GIVEN REQUEST> Gather up every line from the entries below that uses the word "законодательством".

++++ DATA PROVIDED ++++

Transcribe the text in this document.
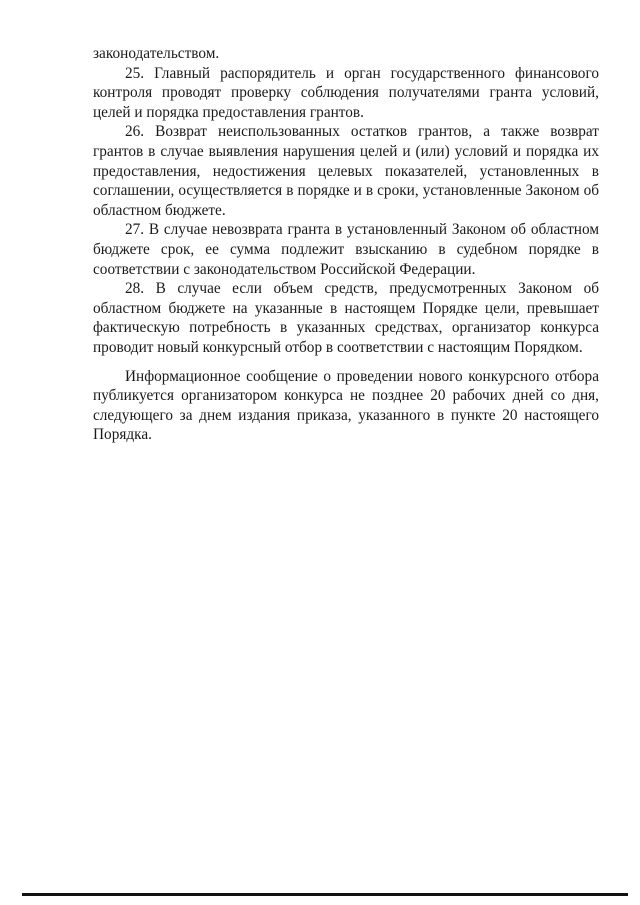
законодательством.

25. Главный распорядитель и орган государственного финансового контроля проводят проверку соблюдения получателями гранта условий, целей и порядка предоставления грантов.

26. Возврат неиспользованных остатков грантов, а также возврат грантов в случае выявления нарушения целей и (или) условий и порядка их предоставления, недостижения целевых показателей, установленных в соглашении, осуществляется в порядке и в сроки, установленные Законом об областном бюджете.

27. В случае невозврата гранта в установленный Законом об областном бюджете срок, ее сумма подлежит взысканию в судебном порядке в соответствии с законодательством Российской Федерации.

28. В случае если объем средств, предусмотренных Законом об областном бюджете на указанные в настоящем Порядке цели, превышает фактическую потребность в указанных средствах, организатор конкурса проводит новый конкурсный отбор в соответствии с настоящим Порядком.

Информационное сообщение о проведении нового конкурсного отбора публикуется организатором конкурса не позднее 20 рабочих дней со дня, следующего за днем издания приказа, указанного в пункте 20 настоящего Порядка.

++++

IN RESPONSE>
законодательством.
27. В случае невозврата гранта в установленный Законом об областном бюджете срок, ее сумма подлежит взысканию в судебном порядке в соответствии с законодательством Российской Федерации.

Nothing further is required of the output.